#### EXERCISE:
Exclude the pictures; give every entry again exactly as written.
_ _ _ _ _
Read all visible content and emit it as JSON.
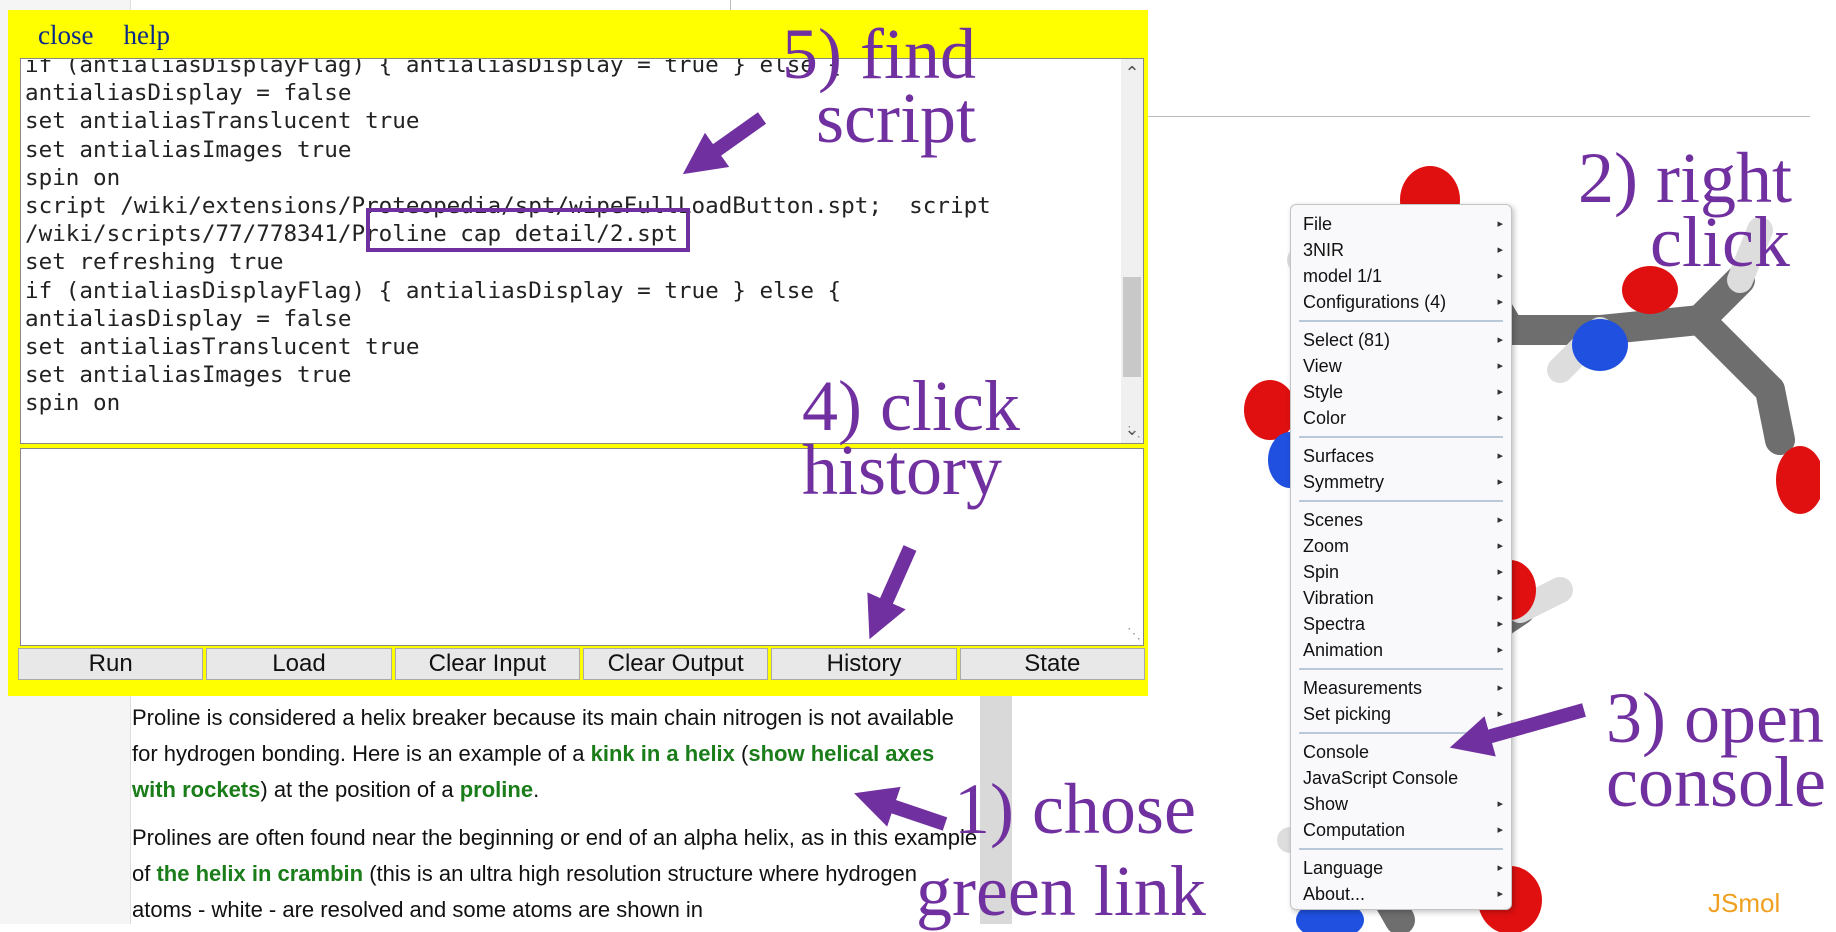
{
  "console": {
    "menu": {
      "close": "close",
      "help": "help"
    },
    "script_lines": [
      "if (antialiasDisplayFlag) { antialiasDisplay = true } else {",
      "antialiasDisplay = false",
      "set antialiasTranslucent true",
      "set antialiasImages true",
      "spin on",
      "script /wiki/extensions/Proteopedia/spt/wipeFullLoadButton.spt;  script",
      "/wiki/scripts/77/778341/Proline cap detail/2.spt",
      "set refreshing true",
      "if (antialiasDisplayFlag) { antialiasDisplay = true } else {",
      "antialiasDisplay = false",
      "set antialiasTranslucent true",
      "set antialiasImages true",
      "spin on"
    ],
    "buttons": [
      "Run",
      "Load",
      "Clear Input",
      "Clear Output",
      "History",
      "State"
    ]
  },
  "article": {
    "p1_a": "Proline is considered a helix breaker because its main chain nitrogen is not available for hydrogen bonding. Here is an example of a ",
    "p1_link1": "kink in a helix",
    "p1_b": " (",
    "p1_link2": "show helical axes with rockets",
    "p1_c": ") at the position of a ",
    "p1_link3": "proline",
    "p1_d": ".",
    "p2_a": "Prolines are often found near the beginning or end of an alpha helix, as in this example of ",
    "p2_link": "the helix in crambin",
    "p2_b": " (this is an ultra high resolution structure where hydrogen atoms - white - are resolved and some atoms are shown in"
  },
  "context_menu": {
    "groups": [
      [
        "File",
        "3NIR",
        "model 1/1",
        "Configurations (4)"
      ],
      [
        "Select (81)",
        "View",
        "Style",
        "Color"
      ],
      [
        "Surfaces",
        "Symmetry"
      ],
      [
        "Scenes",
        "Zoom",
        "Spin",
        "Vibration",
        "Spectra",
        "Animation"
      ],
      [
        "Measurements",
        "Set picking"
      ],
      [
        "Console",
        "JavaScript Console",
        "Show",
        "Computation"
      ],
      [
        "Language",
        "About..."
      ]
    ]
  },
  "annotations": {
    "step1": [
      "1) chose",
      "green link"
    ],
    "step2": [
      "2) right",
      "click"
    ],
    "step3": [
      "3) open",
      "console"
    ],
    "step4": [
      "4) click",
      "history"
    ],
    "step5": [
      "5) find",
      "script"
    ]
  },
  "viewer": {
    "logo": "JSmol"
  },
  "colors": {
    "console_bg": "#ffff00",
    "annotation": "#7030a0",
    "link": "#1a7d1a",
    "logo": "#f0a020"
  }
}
_ _ _ _ _
#### EXERCISE OUTPUT:
Read all visible content and emit it as JSON.
{
  "console": {
    "menu": {
      "close": "close",
      "help": "help"
    },
    "script_lines": [
      "if (antialiasDisplayFlag) { antialiasDisplay = true } else {",
      "antialiasDisplay = false",
      "set antialiasTranslucent true",
      "set antialiasImages true",
      "spin on",
      "script /wiki/extensions/Proteopedia/spt/wipeFullLoadButton.spt;  script",
      "/wiki/scripts/77/778341/Proline cap detail/2.spt",
      "set refreshing true",
      "if (antialiasDisplayFlag) { antialiasDisplay = true } else {",
      "antialiasDisplay = false",
      "set antialiasTranslucent true",
      "set antialiasImages true",
      "spin on"
    ],
    "buttons": [
      "Run",
      "Load",
      "Clear Input",
      "Clear Output",
      "History",
      "State"
    ]
  },
  "article": {
    "p1_a": "Proline is considered a helix breaker because its main chain nitrogen is not available for hydrogen bonding. Here is an example of a ",
    "p1_link1": "kink in a helix",
    "p1_b": " (",
    "p1_link2": "show helical axes with rockets",
    "p1_c": ") at the position of a ",
    "p1_link3": "proline",
    "p1_d": ".",
    "p2_a": "Prolines are often found near the beginning or end of an alpha helix, as in this example of ",
    "p2_link": "the helix in crambin",
    "p2_b": " (this is an ultra high resolution structure where hydrogen atoms - white - are resolved and some atoms are shown in"
  },
  "context_menu": {
    "groups": [
      [
        "File",
        "3NIR",
        "model 1/1",
        "Configurations (4)"
      ],
      [
        "Select (81)",
        "View",
        "Style",
        "Color"
      ],
      [
        "Surfaces",
        "Symmetry"
      ],
      [
        "Scenes",
        "Zoom",
        "Spin",
        "Vibration",
        "Spectra",
        "Animation"
      ],
      [
        "Measurements",
        "Set picking"
      ],
      [
        "Console",
        "JavaScript Console",
        "Show",
        "Computation"
      ],
      [
        "Language",
        "About..."
      ]
    ]
  },
  "annotations": {
    "step1": [
      "1) chose",
      "green link"
    ],
    "step2": [
      "2) right",
      "click"
    ],
    "step3": [
      "3) open",
      "console"
    ],
    "step4": [
      "4) click",
      "history"
    ],
    "step5": [
      "5) find",
      "script"
    ]
  },
  "viewer": {
    "logo": "JSmol"
  },
  "colors": {
    "console_bg": "#ffff00",
    "annotation": "#7030a0",
    "link": "#1a7d1a",
    "logo": "#f0a020"
  }
}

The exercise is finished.